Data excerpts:
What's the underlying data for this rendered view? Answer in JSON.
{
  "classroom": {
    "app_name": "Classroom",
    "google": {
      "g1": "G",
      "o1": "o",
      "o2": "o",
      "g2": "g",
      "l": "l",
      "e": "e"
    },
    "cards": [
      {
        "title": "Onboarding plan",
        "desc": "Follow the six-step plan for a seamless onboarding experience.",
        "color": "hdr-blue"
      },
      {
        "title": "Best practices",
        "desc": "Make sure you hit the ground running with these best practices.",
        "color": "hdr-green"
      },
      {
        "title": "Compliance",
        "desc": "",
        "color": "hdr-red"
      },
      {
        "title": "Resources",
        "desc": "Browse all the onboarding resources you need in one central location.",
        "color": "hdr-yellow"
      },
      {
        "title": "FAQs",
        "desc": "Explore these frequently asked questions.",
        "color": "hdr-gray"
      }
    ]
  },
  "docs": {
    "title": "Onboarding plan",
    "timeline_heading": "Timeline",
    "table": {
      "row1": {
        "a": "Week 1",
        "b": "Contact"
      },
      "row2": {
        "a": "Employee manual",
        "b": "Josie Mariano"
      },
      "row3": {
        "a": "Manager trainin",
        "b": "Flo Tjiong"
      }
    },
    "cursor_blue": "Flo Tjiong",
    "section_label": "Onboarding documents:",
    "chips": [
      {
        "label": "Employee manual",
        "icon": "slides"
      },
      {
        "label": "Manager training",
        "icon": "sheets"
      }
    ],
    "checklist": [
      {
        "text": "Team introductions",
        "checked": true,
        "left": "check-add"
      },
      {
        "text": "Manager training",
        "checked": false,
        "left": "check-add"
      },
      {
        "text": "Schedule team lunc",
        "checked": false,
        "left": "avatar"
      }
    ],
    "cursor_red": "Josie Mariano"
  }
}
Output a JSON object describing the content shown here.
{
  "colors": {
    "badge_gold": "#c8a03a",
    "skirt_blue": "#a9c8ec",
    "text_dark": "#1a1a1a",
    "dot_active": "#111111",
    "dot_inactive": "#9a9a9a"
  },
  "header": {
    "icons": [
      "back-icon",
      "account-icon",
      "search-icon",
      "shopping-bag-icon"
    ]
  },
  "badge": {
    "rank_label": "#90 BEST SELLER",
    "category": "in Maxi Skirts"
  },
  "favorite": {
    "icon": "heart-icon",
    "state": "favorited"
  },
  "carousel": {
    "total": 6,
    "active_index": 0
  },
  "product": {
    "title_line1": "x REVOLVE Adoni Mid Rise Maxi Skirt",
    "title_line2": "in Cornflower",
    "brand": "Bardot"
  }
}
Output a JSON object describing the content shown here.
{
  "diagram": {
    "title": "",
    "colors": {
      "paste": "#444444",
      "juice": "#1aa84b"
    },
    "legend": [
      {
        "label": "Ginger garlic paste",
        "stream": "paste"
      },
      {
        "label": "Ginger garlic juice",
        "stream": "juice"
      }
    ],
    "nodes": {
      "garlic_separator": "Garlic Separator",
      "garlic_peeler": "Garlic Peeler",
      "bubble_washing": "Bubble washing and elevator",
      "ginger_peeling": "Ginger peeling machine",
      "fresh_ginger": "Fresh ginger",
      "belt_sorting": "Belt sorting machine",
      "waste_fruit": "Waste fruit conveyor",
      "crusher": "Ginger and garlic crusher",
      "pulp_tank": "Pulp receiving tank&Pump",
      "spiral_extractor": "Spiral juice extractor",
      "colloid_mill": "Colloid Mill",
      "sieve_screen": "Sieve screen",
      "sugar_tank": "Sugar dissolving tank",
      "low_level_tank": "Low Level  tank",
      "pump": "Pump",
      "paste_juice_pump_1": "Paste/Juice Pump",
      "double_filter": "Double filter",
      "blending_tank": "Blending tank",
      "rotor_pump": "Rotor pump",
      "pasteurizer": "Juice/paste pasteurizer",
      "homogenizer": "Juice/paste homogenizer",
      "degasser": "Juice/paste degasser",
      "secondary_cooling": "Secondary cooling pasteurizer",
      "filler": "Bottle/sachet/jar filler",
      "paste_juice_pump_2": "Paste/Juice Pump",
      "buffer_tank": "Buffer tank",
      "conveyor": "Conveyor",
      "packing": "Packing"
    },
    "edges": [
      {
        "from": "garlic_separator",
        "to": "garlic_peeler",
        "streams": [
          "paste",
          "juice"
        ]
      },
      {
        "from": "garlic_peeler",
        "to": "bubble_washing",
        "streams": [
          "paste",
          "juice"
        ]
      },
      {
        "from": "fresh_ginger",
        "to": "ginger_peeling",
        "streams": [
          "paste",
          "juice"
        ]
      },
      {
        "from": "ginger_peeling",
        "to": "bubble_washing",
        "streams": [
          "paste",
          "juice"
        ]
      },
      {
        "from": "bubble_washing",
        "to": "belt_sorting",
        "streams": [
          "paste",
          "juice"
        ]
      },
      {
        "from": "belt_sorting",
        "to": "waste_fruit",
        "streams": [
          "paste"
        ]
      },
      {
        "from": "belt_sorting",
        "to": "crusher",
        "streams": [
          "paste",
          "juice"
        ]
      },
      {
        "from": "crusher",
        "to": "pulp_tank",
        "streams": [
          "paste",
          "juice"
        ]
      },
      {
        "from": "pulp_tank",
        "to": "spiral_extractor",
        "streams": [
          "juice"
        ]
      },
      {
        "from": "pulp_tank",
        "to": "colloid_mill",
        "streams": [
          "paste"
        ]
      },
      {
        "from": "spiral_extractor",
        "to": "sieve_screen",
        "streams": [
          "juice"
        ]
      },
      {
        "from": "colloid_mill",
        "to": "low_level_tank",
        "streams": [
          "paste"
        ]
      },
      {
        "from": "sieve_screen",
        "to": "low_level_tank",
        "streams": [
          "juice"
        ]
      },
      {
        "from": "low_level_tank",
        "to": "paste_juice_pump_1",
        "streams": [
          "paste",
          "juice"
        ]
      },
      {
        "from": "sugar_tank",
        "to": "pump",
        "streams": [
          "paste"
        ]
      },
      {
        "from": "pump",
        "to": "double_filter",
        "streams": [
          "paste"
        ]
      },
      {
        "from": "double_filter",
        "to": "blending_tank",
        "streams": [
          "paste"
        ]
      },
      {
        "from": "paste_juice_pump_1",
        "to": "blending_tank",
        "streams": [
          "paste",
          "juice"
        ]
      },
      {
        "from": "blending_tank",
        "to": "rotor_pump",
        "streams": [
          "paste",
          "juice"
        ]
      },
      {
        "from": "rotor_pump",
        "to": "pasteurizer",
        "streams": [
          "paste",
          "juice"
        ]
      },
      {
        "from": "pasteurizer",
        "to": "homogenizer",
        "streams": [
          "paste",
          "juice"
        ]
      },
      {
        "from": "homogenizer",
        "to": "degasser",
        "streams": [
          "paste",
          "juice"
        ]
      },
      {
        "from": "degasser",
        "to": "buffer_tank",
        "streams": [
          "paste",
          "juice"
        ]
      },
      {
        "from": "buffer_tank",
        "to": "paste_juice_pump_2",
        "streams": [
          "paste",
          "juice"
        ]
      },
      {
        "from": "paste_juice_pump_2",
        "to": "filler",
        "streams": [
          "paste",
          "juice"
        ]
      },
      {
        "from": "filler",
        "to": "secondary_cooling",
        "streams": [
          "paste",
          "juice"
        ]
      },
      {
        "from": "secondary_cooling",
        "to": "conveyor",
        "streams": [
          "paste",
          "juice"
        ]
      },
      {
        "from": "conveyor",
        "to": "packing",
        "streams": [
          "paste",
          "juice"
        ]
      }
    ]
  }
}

◆ Do this ◆
Using the listing above, return all lines where the word "these" occurs.

◆ The result ◆
        "desc": "Make sure you hit the ground running with these best practices.",
        "desc": "Explore these frequently asked questions.",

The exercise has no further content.